## Detalhes do exercício
Extraia, sem qualquer alteração, do texto sobre a acção popular o trecho que começa nas palavras "Porém, o acórdão" e termina após "incluindo os Tribunais.".

## Texto fornecido
━━━━━━━━━━━━━━━━━━━━
Porém, o acórdão recorrido fez mais do que isso, estendendo esse exercício à “convolação” do processo cautelar (de suspensão da eficácia do acto administrativo) numa acção principal que é uma acção de tipo diferente e contrária à acção principal (recurso contencioso de impugnação) prevista na legislação reguladora do contencioso administrativo (Lei n.º 2/94, de 14 de Janeiro e Decreto-lei n.º 4-A/96 de 5 de Abril).
Embora se perceba a motivação do decidido (aproveitamento útil do processo para, com celeridade, conhecer o mérito das questões de fundo colocadas pelos Recorrentes), o entendimento do Tribunal Constitucional é o de que a “convolação” feita contraria o previsto na lei e, assim, o princípio constitucional da legalidade que informa a actuação de todos os órgãos do poder estadual, incluindo os Tribunais.
A tramitação dos processos cuja legitimidade processual activa se fundamenta no direito à acção popular segue, necessariamente, a forma de processo prevista na legislação processual (civil ou administrativa) para o tipo específico de acção e de pedido apresentado, isto é, no caso concreto, deveria ter seguido o processo de suspensão da eficácia do acto administrativo (artigo 1.º da Lei n.º 8/96, de 19 de Abril).
O exercício do direito à acção popular deve respeitar sempre as formas processuais tipificadas, o que, como dito não foi observado no caso em apreciação, com óbvio sacrifício do mencionado princípio da legalidade, do princípio da segurança jurídica e das garantias de defesa.
━━━━━━━━━━━━━━━━━━━━
## Entradas fornecidas
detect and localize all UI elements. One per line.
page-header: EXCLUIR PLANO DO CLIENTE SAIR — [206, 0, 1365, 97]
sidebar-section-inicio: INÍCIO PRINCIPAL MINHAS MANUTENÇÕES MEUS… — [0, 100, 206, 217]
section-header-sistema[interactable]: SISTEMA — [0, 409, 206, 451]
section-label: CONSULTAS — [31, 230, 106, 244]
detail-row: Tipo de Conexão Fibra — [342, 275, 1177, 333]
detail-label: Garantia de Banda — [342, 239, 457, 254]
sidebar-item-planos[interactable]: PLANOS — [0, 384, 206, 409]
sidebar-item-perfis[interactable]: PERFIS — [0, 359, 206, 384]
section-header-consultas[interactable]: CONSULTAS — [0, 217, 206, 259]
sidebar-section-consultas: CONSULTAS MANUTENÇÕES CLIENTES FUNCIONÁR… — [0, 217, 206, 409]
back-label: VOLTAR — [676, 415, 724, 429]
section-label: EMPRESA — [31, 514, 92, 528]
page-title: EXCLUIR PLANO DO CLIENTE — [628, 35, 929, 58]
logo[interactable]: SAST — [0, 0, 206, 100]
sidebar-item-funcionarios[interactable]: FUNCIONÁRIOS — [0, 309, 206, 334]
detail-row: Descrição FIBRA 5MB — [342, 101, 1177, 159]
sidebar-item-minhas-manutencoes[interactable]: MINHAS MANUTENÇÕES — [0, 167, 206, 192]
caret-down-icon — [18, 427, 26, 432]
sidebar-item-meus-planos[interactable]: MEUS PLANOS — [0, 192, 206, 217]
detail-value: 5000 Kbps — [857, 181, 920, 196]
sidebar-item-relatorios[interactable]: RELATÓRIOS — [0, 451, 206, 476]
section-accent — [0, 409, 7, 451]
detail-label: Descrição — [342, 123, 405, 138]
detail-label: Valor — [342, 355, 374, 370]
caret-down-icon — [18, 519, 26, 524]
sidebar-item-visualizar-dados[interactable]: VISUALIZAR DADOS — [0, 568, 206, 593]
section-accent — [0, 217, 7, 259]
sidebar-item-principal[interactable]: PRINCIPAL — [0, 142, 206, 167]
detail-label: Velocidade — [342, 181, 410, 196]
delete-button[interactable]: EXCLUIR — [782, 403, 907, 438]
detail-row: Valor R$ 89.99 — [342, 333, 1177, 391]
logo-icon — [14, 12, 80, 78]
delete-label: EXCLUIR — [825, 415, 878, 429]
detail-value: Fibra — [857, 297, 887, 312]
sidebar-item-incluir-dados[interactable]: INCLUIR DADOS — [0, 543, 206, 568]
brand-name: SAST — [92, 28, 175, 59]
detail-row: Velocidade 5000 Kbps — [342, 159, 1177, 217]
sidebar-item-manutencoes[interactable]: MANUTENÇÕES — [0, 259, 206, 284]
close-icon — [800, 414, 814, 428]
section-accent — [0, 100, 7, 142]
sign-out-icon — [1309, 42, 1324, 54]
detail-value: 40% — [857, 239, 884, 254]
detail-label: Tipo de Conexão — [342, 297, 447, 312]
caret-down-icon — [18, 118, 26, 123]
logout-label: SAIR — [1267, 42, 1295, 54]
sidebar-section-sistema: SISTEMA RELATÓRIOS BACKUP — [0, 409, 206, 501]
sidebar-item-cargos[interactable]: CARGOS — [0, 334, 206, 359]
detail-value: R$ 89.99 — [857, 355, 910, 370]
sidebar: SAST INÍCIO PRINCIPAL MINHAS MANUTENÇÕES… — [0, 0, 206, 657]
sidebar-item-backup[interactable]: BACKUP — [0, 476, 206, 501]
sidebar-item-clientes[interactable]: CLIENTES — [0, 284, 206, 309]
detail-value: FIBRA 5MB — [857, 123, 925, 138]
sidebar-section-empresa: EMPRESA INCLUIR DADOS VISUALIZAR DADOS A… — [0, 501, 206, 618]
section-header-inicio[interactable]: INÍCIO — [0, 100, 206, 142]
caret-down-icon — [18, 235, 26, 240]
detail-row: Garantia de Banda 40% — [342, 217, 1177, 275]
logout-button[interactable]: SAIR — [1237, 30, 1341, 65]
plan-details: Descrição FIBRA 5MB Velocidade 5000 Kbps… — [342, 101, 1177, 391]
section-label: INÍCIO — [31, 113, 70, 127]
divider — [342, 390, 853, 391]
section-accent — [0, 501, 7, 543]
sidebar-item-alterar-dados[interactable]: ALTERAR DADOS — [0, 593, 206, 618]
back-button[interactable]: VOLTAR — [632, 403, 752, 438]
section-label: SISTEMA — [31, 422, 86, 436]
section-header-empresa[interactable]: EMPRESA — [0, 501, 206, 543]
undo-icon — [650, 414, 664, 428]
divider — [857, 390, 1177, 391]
━━━━━━━━━━━━━━━━━━━━
## Resposta à tarefa
Porém, o acórdão recorrido fez mais do que isso, estendendo esse exercício à “convolação” do processo cautelar (de suspensão da eficácia do acto administrativo) numa acção principal que é uma acção de tipo diferente e contrária à acção principal (recurso contencioso de impugnação) prevista na legislação reguladora do contencioso administrativo (Lei n.º 2/94, de 14 de Janeiro e Decreto-lei n.º 4-A/96 de 5 de Abril).
Embora se perceba a motivação do decidido (aproveitamento útil do processo para, com celeridade, conhecer o mérito das questões de fundo colocadas pelos Recorrentes), o entendimento do Tribunal Constitucional é o de que a “convolação” feita contraria o previsto na lei e, assim, o princípio constitucional da legalidade que informa a actuação de todos os órgãos do poder estadual, incluindo os Tribunais.